• WHAT THIS TASK INVOLVES:
Beneath this task is a listing. State how many of its lines include the string "Turn", giving nothing but the number.

BEGIN RECORDED INFORMATION

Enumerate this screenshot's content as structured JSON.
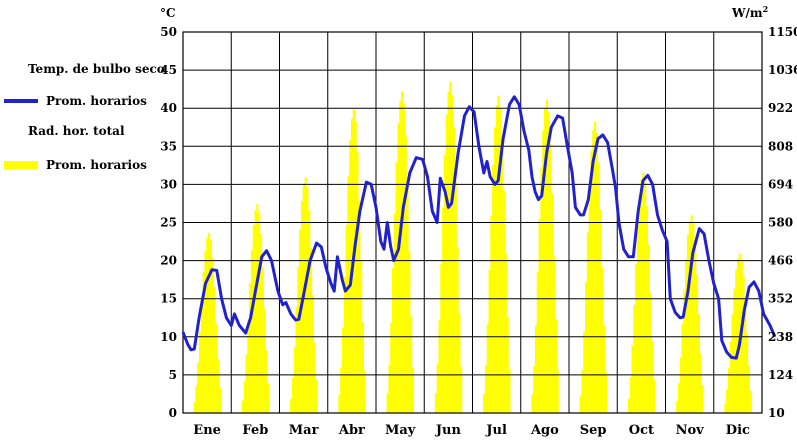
{
  "legend": {
    "temp_title": "Temp. de bulbo seco",
    "temp_series_label": "Prom. horarios",
    "rad_title": "Rad. hor. total",
    "rad_series_label": "Prom. horarios"
  },
  "units": {
    "left": "°C",
    "right_base": "W/m",
    "right_sup": "2"
  },
  "colors": {
    "temperature": "#2222cc",
    "radiation": "#ffff00",
    "grid": "#000000"
  },
  "chart_data": {
    "type": "line+bar",
    "categories": [
      "Ene",
      "Feb",
      "Mar",
      "Abr",
      "May",
      "Jun",
      "Jul",
      "Ago",
      "Sep",
      "Oct",
      "Nov",
      "Dic"
    ],
    "y_left": {
      "label": "°C",
      "ticks": [
        0,
        5,
        10,
        15,
        20,
        25,
        30,
        35,
        40,
        45,
        50
      ],
      "range": [
        0,
        50
      ]
    },
    "y_right": {
      "label": "W/m2",
      "ticks": [
        10,
        124,
        238,
        352,
        466,
        580,
        694,
        808,
        922,
        1036,
        1150
      ],
      "range": [
        10,
        1150
      ]
    },
    "grid": true,
    "radiation_series": {
      "name": "Prom. horarios",
      "peak_per_month": [
        549,
        635,
        715,
        918,
        973,
        1001,
        960,
        948,
        882,
        729,
        602,
        487
      ]
    },
    "temperature_series": {
      "name": "Prom. horarios",
      "points": [
        [
          0.0,
          10.6
        ],
        [
          0.15,
          9.0
        ],
        [
          0.25,
          8.3
        ],
        [
          0.35,
          8.4
        ],
        [
          0.5,
          12.5
        ],
        [
          0.7,
          17
        ],
        [
          0.9,
          18.8
        ],
        [
          1.05,
          18.7
        ],
        [
          1.2,
          15
        ],
        [
          1.35,
          12.5
        ],
        [
          1.5,
          11.5
        ],
        [
          1.6,
          13
        ],
        [
          1.75,
          11.5
        ],
        [
          1.95,
          10.5
        ],
        [
          2.1,
          12.5
        ],
        [
          2.25,
          16
        ],
        [
          2.45,
          20.5
        ],
        [
          2.6,
          21.3
        ],
        [
          2.75,
          20
        ],
        [
          2.95,
          16
        ],
        [
          3.1,
          14.2
        ],
        [
          3.2,
          14.5
        ],
        [
          3.35,
          13
        ],
        [
          3.5,
          12.2
        ],
        [
          3.6,
          12.3
        ],
        [
          3.75,
          15.5
        ],
        [
          3.95,
          20
        ],
        [
          4.15,
          22.3
        ],
        [
          4.3,
          21.8
        ],
        [
          4.45,
          19
        ],
        [
          4.6,
          17
        ],
        [
          4.7,
          16
        ],
        [
          4.8,
          20.5
        ],
        [
          4.95,
          17.5
        ],
        [
          5.05,
          16
        ],
        [
          5.2,
          16.8
        ],
        [
          5.35,
          22
        ],
        [
          5.5,
          26.5
        ],
        [
          5.7,
          30.3
        ],
        [
          5.85,
          30
        ],
        [
          6.0,
          27
        ],
        [
          6.15,
          22.5
        ],
        [
          6.25,
          21.5
        ],
        [
          6.35,
          25
        ],
        [
          6.45,
          22
        ],
        [
          6.55,
          20
        ],
        [
          6.7,
          21.5
        ],
        [
          6.85,
          27
        ],
        [
          7.05,
          31.5
        ],
        [
          7.25,
          33.5
        ],
        [
          7.45,
          33.3
        ],
        [
          7.6,
          31
        ],
        [
          7.75,
          26.5
        ],
        [
          7.9,
          25
        ],
        [
          8.0,
          30.8
        ],
        [
          8.15,
          29
        ],
        [
          8.25,
          27
        ],
        [
          8.35,
          27.5
        ],
        [
          8.55,
          34
        ],
        [
          8.75,
          39
        ],
        [
          8.9,
          40.2
        ],
        [
          9.05,
          39.5
        ],
        [
          9.2,
          35
        ],
        [
          9.35,
          31.5
        ],
        [
          9.45,
          33
        ],
        [
          9.55,
          31
        ],
        [
          9.7,
          30
        ],
        [
          9.8,
          30.5
        ],
        [
          9.95,
          36
        ],
        [
          10.15,
          40.5
        ],
        [
          10.3,
          41.5
        ],
        [
          10.45,
          40.5
        ],
        [
          10.6,
          37
        ],
        [
          10.75,
          34.5
        ],
        [
          10.85,
          31
        ],
        [
          10.95,
          29
        ],
        [
          11.05,
          28
        ],
        [
          11.15,
          28.5
        ],
        [
          11.3,
          34
        ],
        [
          11.45,
          37.5
        ],
        [
          11.65,
          39
        ],
        [
          11.8,
          38.7
        ],
        [
          11.95,
          35
        ],
        [
          12.1,
          31.5
        ],
        [
          12.2,
          27
        ],
        [
          12.35,
          26
        ],
        [
          12.45,
          26
        ],
        [
          12.6,
          28
        ],
        [
          12.75,
          33
        ],
        [
          12.9,
          36
        ],
        [
          13.05,
          36.5
        ],
        [
          13.2,
          35.5
        ],
        [
          13.35,
          32
        ],
        [
          13.45,
          29.5
        ],
        [
          13.55,
          25
        ],
        [
          13.7,
          21.5
        ],
        [
          13.85,
          20.5
        ],
        [
          14.0,
          20.5
        ],
        [
          14.15,
          26.5
        ],
        [
          14.3,
          30.5
        ],
        [
          14.45,
          31.2
        ],
        [
          14.6,
          30
        ],
        [
          14.75,
          26
        ],
        [
          14.9,
          24
        ],
        [
          15.05,
          22.5
        ],
        [
          15.15,
          15
        ],
        [
          15.3,
          13.2
        ],
        [
          15.45,
          12.5
        ],
        [
          15.55,
          12.6
        ],
        [
          15.7,
          16
        ],
        [
          15.85,
          21
        ],
        [
          16.05,
          24.2
        ],
        [
          16.2,
          23.5
        ],
        [
          16.35,
          20
        ],
        [
          16.5,
          17
        ],
        [
          16.65,
          15
        ],
        [
          16.75,
          9.5
        ],
        [
          16.9,
          8.0
        ],
        [
          17.05,
          7.3
        ],
        [
          17.2,
          7.2
        ],
        [
          17.3,
          9
        ],
        [
          17.45,
          13.5
        ],
        [
          17.6,
          16.5
        ],
        [
          17.75,
          17.2
        ],
        [
          17.9,
          16
        ],
        [
          18.05,
          13
        ],
        [
          18.25,
          11.5
        ],
        [
          18.4,
          10.0
        ]
      ]
    }
  }
}
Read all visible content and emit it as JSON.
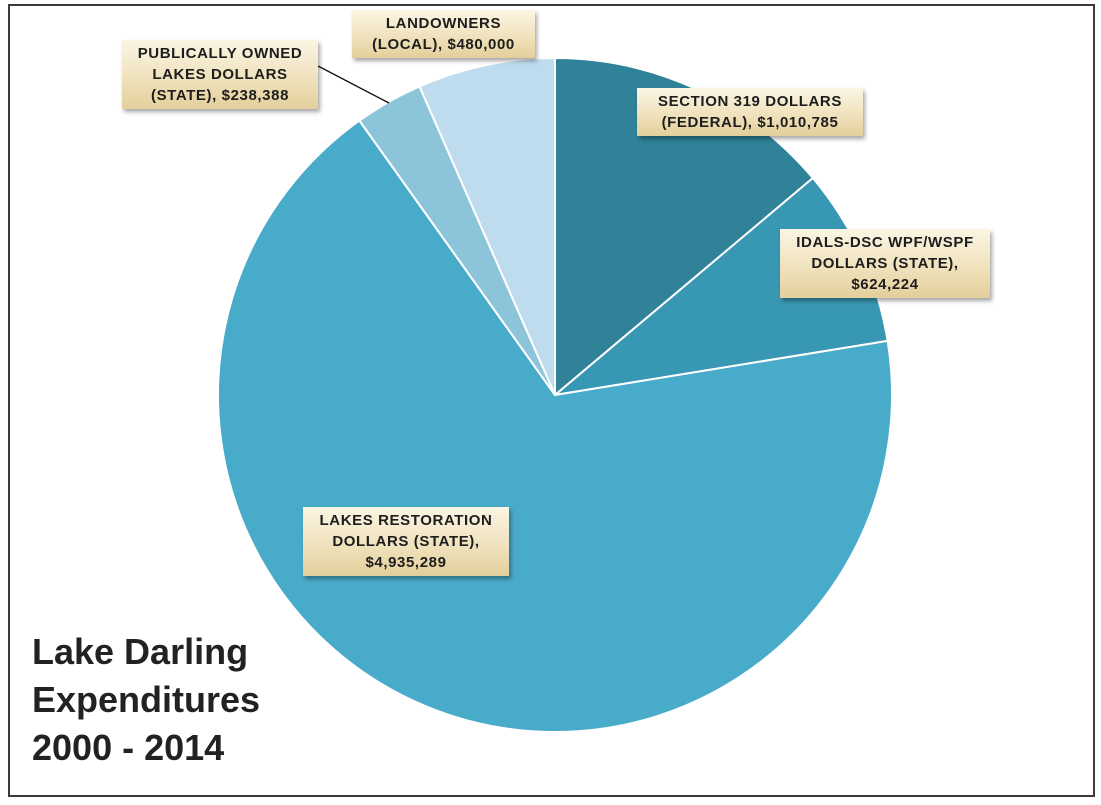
{
  "chart_data": {
    "type": "pie",
    "title_lines": [
      "Lake Darling",
      "Expenditures",
      "2000 - 2014"
    ],
    "slices": [
      {
        "name": "SECTION 319 DOLLARS (FEDERAL)",
        "value": 1010785,
        "color": "#2f8298",
        "label_lines": [
          "SECTION 319 DOLLARS",
          "(FEDERAL), $1,010,785"
        ]
      },
      {
        "name": "IDALS-DSC WPF/WSPF DOLLARS (STATE)",
        "value": 624224,
        "color": "#3897b3",
        "label_lines": [
          "IDALS-DSC WPF/WSPF",
          "DOLLARS (STATE),",
          "$624,224"
        ]
      },
      {
        "name": "LAKES RESTORATION DOLLARS (STATE)",
        "value": 4935289,
        "color": "#49abca",
        "label_lines": [
          "LAKES RESTORATION",
          "DOLLARS (STATE),",
          "$4,935,289"
        ]
      },
      {
        "name": "PUBLICALLY OWNED LAKES DOLLARS (STATE)",
        "value": 238388,
        "color": "#8cc4d9",
        "label_lines": [
          "PUBLICALLY OWNED",
          "LAKES DOLLARS",
          "(STATE), $238,388"
        ]
      },
      {
        "name": "LANDOWNERS (LOCAL)",
        "value": 480000,
        "color": "#bedced",
        "label_lines": [
          "LANDOWNERS",
          "(LOCAL), $480,000"
        ]
      }
    ]
  }
}
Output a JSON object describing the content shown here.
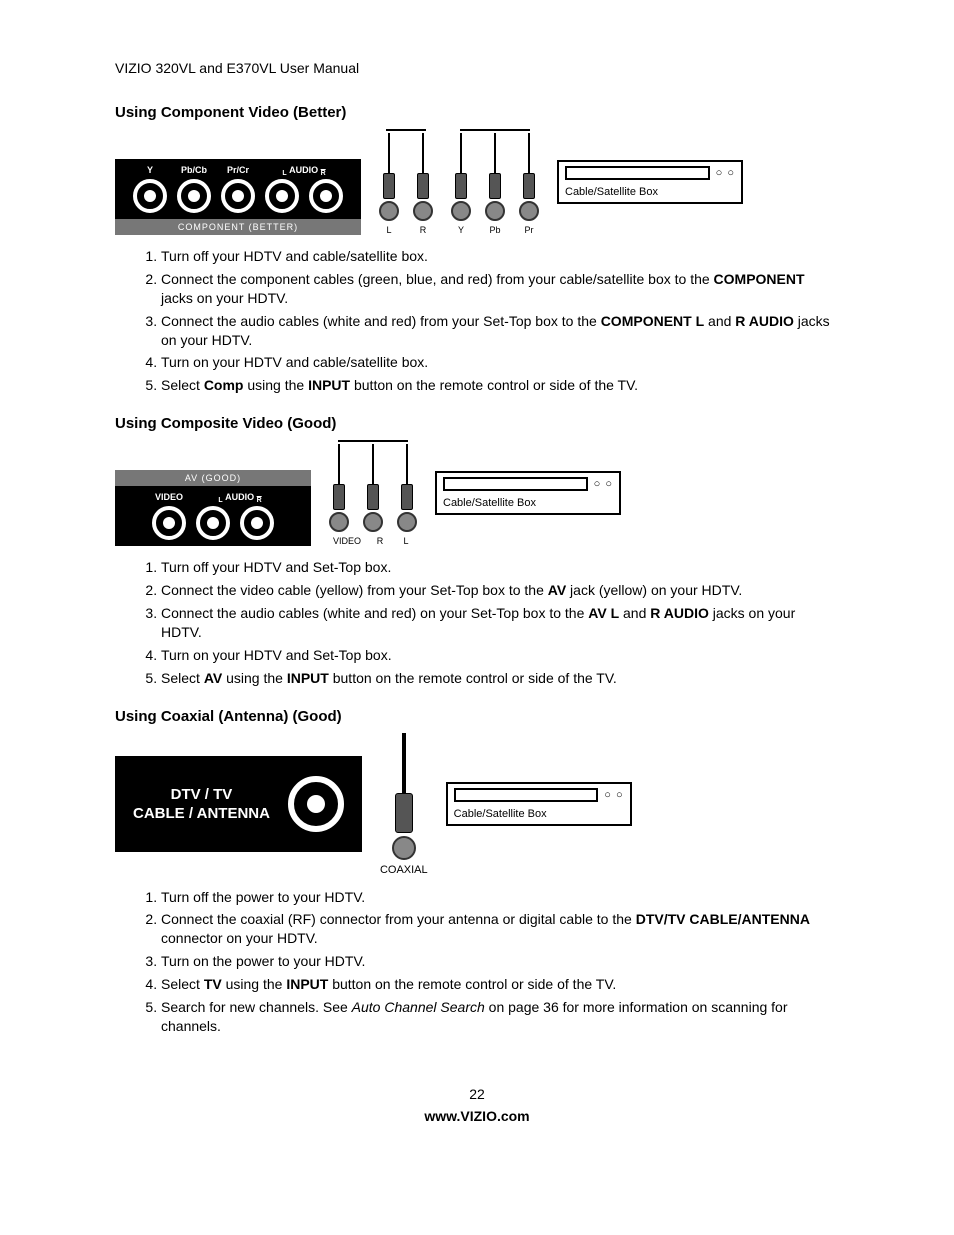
{
  "header": "VIZIO 320VL and E370VL User Manual",
  "page_number": "22",
  "website": "www.VIZIO.com",
  "stb_label": "Cable/Satellite Box",
  "sections": {
    "component": {
      "title": "Using Component Video (Better)",
      "panel_labels": {
        "y": "Y",
        "pb": "Pb/Cb",
        "pr": "Pr/Cr",
        "aud_l": "L",
        "aud_word": "AUDIO",
        "aud_r": "R"
      },
      "panel_footer": "COMPONENT (BETTER)",
      "plug_labels_a": {
        "l": "L",
        "r": "R"
      },
      "plug_labels_b": {
        "y": "Y",
        "pb": "Pb",
        "pr": "Pr"
      },
      "steps": [
        "Turn off your HDTV and cable/satellite box.",
        "Connect the component cables (green, blue, and red) from your cable/satellite box to the <b>COMPONENT</b> jacks on your HDTV.",
        "Connect the audio cables (white and red) from your Set-Top box to the <b>COMPONENT L</b> and <b>R AUDIO</b> jacks on your HDTV.",
        "Turn on your HDTV and cable/satellite box.",
        "Select <b>Comp</b> using the <b>INPUT</b> button on the remote control or side of the TV."
      ]
    },
    "composite": {
      "title": "Using Composite Video (Good)",
      "panel_top": "AV (GOOD)",
      "panel_labels": {
        "video": "VIDEO",
        "aud_l": "L",
        "aud_word": "AUDIO",
        "aud_r": "R"
      },
      "plug_labels": {
        "v": "VIDEO",
        "r": "R",
        "l": "L"
      },
      "steps": [
        "Turn off your HDTV and Set-Top box.",
        "Connect the video cable (yellow) from your Set-Top box to the <b>AV</b> jack (yellow) on your HDTV.",
        "Connect the audio cables (white and red) on your Set-Top box to the <b>AV L</b> and <b>R AUDIO</b> jacks on your HDTV.",
        "Turn on your HDTV and Set-Top box.",
        "Select <b>AV</b> using the <b>INPUT</b> button on the remote control or side of the TV."
      ]
    },
    "coax": {
      "title": "Using Coaxial (Antenna) (Good)",
      "panel_line1": "DTV / TV",
      "panel_line2": "CABLE / ANTENNA",
      "plug_label": "COAXIAL",
      "steps": [
        "Turn off the power to your HDTV.",
        "Connect the coaxial (RF) connector from your antenna or digital cable to the <b>DTV/TV CABLE/ANTENNA</b> connector on your HDTV.",
        "Turn on the power to your HDTV.",
        "Select <b>TV</b> using the <b>INPUT</b> button on the remote control or side of the TV.",
        "Search for new channels. See <i>Auto Channel Search</i> on page 36 for more information on scanning for channels."
      ]
    }
  }
}
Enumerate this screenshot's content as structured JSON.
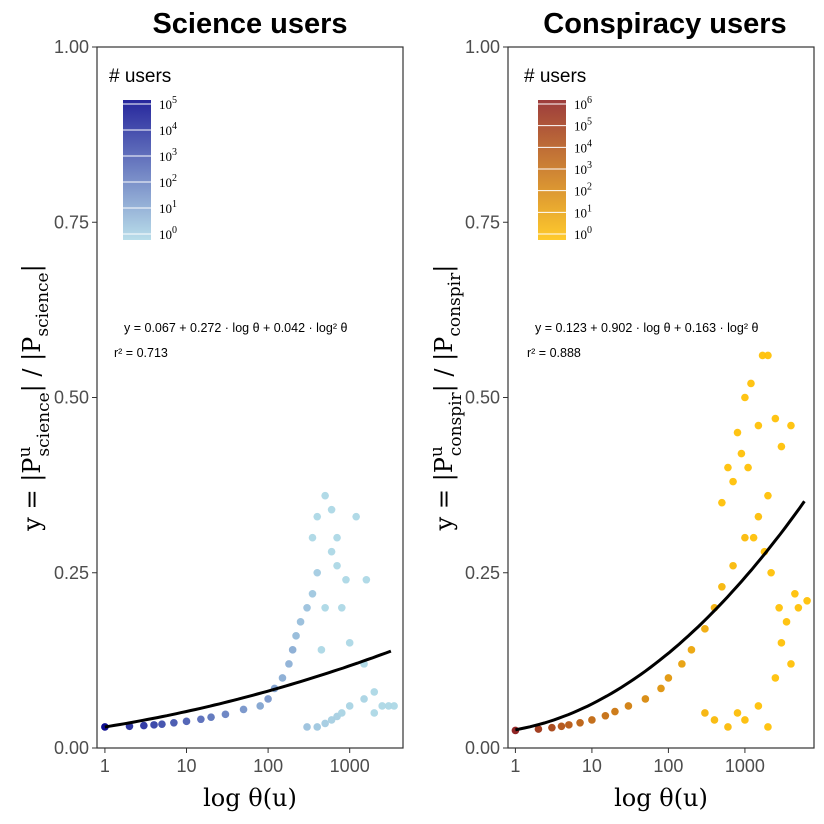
{
  "chart_data": [
    {
      "type": "scatter",
      "title": "Science users",
      "xlabel": "log θ(u)",
      "ylabel": "y = |P^u_science| / |P_science|",
      "ylabel_parts": {
        "lhs": "y = |P",
        "sup1": "u",
        "sub1": "science",
        "mid": "| / |P",
        "sub2": "science",
        "end": "|"
      },
      "x_scale": "log10",
      "x_ticks": [
        "1",
        "10",
        "100",
        "1000"
      ],
      "y_ticks": [
        "0.00",
        "0.25",
        "0.50",
        "0.75",
        "1.00"
      ],
      "ylim": [
        0,
        1
      ],
      "xlim": [
        0.8,
        4500
      ],
      "fit": {
        "a": 0.067,
        "b": 0.272,
        "c": 0.042,
        "x_range": [
          1,
          3200
        ]
      },
      "equation": "y = 0.067 + 0.272 · log θ + 0.042 · log² θ",
      "r2": "r² = 0.713",
      "legend": {
        "title": "# users",
        "ticks": [
          "10^0",
          "10^1",
          "10^2",
          "10^3",
          "10^4",
          "10^5"
        ],
        "color_low": "#add8e6",
        "color_high": "#00008b"
      },
      "points": [
        [
          1,
          0.03,
          5
        ],
        [
          2,
          0.031,
          4
        ],
        [
          3,
          0.032,
          3.8
        ],
        [
          4,
          0.033,
          3.5
        ],
        [
          5,
          0.034,
          3.2
        ],
        [
          7,
          0.036,
          3
        ],
        [
          10,
          0.038,
          2.8
        ],
        [
          15,
          0.041,
          2.5
        ],
        [
          20,
          0.044,
          2.3
        ],
        [
          30,
          0.048,
          2
        ],
        [
          50,
          0.055,
          1.6
        ],
        [
          80,
          0.06,
          1.2
        ],
        [
          100,
          0.07,
          1.5
        ],
        [
          120,
          0.085,
          1.3
        ],
        [
          150,
          0.1,
          1.0
        ],
        [
          180,
          0.12,
          0.9
        ],
        [
          200,
          0.14,
          1.0
        ],
        [
          220,
          0.16,
          0.7
        ],
        [
          250,
          0.18,
          0.6
        ],
        [
          300,
          0.2,
          0.5
        ],
        [
          350,
          0.22,
          0.4
        ],
        [
          400,
          0.25,
          0.3
        ],
        [
          300,
          0.03,
          0.5
        ],
        [
          400,
          0.03,
          0.4
        ],
        [
          500,
          0.035,
          0.3
        ],
        [
          600,
          0.04,
          0.2
        ],
        [
          700,
          0.045,
          0.2
        ],
        [
          800,
          0.05,
          0.1
        ],
        [
          1000,
          0.06,
          0.1
        ],
        [
          1500,
          0.07,
          0.1
        ],
        [
          2000,
          0.08,
          0
        ],
        [
          3000,
          0.06,
          0
        ],
        [
          350,
          0.3,
          0
        ],
        [
          400,
          0.33,
          0
        ],
        [
          500,
          0.36,
          0
        ],
        [
          600,
          0.34,
          0
        ],
        [
          700,
          0.3,
          0
        ],
        [
          1200,
          0.33,
          0
        ],
        [
          900,
          0.24,
          0
        ],
        [
          1600,
          0.24,
          0
        ],
        [
          500,
          0.2,
          0
        ],
        [
          800,
          0.2,
          0
        ],
        [
          1000,
          0.15,
          0
        ],
        [
          1500,
          0.12,
          0
        ],
        [
          600,
          0.28,
          0
        ],
        [
          700,
          0.26,
          0
        ],
        [
          450,
          0.14,
          0
        ],
        [
          2500,
          0.06,
          0
        ],
        [
          3500,
          0.06,
          0
        ],
        [
          2000,
          0.05,
          0
        ]
      ]
    },
    {
      "type": "scatter",
      "title": "Conspiracy users",
      "xlabel": "log θ(u)",
      "ylabel": "y = |P^u_conspir| / |P_conspir|",
      "ylabel_parts": {
        "lhs": "y = |P",
        "sup1": "u",
        "sub1": "conspir",
        "mid": "| / |P",
        "sub2": "conspir",
        "end": "|"
      },
      "x_scale": "log10",
      "x_ticks": [
        "1",
        "10",
        "100",
        "1000"
      ],
      "y_ticks": [
        "0.00",
        "0.25",
        "0.50",
        "0.75",
        "1.00"
      ],
      "ylim": [
        0,
        1
      ],
      "xlim": [
        0.8,
        8000
      ],
      "fit": {
        "a": 0.123,
        "b": 0.902,
        "c": 0.163,
        "x_range": [
          1,
          6000
        ]
      },
      "equation": "y = 0.123 + 0.902 · log θ + 0.163 · log² θ",
      "r2": "r² = 0.888",
      "legend": {
        "title": "# users",
        "ticks": [
          "10^0",
          "10^1",
          "10^2",
          "10^3",
          "10^4",
          "10^5",
          "10^6"
        ],
        "color_low": "#ffc107",
        "color_high": "#8b1a1a"
      },
      "points": [
        [
          1,
          0.025,
          6
        ],
        [
          2,
          0.027,
          5
        ],
        [
          3,
          0.029,
          4.5
        ],
        [
          4,
          0.031,
          4
        ],
        [
          5,
          0.033,
          3.8
        ],
        [
          7,
          0.036,
          3.5
        ],
        [
          10,
          0.04,
          3.2
        ],
        [
          15,
          0.046,
          3
        ],
        [
          20,
          0.052,
          2.7
        ],
        [
          30,
          0.06,
          2.4
        ],
        [
          50,
          0.07,
          2
        ],
        [
          80,
          0.085,
          1.7
        ],
        [
          100,
          0.1,
          1.5
        ],
        [
          150,
          0.12,
          1.2
        ],
        [
          200,
          0.14,
          1.0
        ],
        [
          300,
          0.17,
          0.8
        ],
        [
          400,
          0.2,
          0.6
        ],
        [
          500,
          0.23,
          0.4
        ],
        [
          700,
          0.26,
          0.3
        ],
        [
          1000,
          0.3,
          0.2
        ],
        [
          1500,
          0.33,
          0.1
        ],
        [
          2000,
          0.36,
          0
        ],
        [
          300,
          0.05,
          0.5
        ],
        [
          400,
          0.04,
          0.3
        ],
        [
          600,
          0.03,
          0.2
        ],
        [
          800,
          0.05,
          0.1
        ],
        [
          1000,
          0.04,
          0.1
        ],
        [
          1500,
          0.06,
          0
        ],
        [
          2000,
          0.03,
          0
        ],
        [
          600,
          0.4,
          0
        ],
        [
          800,
          0.45,
          0
        ],
        [
          1000,
          0.5,
          0
        ],
        [
          1200,
          0.52,
          0
        ],
        [
          1700,
          0.56,
          0
        ],
        [
          2000,
          0.56,
          0
        ],
        [
          1500,
          0.46,
          0
        ],
        [
          700,
          0.38,
          0
        ],
        [
          900,
          0.42,
          0
        ],
        [
          2500,
          0.47,
          0
        ],
        [
          3000,
          0.43,
          0
        ],
        [
          4000,
          0.46,
          0
        ],
        [
          500,
          0.35,
          0
        ],
        [
          1100,
          0.4,
          0
        ],
        [
          1300,
          0.3,
          0
        ],
        [
          1800,
          0.28,
          0
        ],
        [
          2200,
          0.25,
          0
        ],
        [
          2800,
          0.2,
          0
        ],
        [
          3500,
          0.18,
          0
        ],
        [
          4500,
          0.22,
          0
        ],
        [
          5000,
          0.2,
          0
        ],
        [
          6500,
          0.21,
          0
        ],
        [
          3000,
          0.15,
          0
        ],
        [
          2500,
          0.1,
          0
        ],
        [
          4000,
          0.12,
          0
        ]
      ]
    }
  ]
}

END RECORDED INFORMATION

• COMPLETE RESPONSE:
6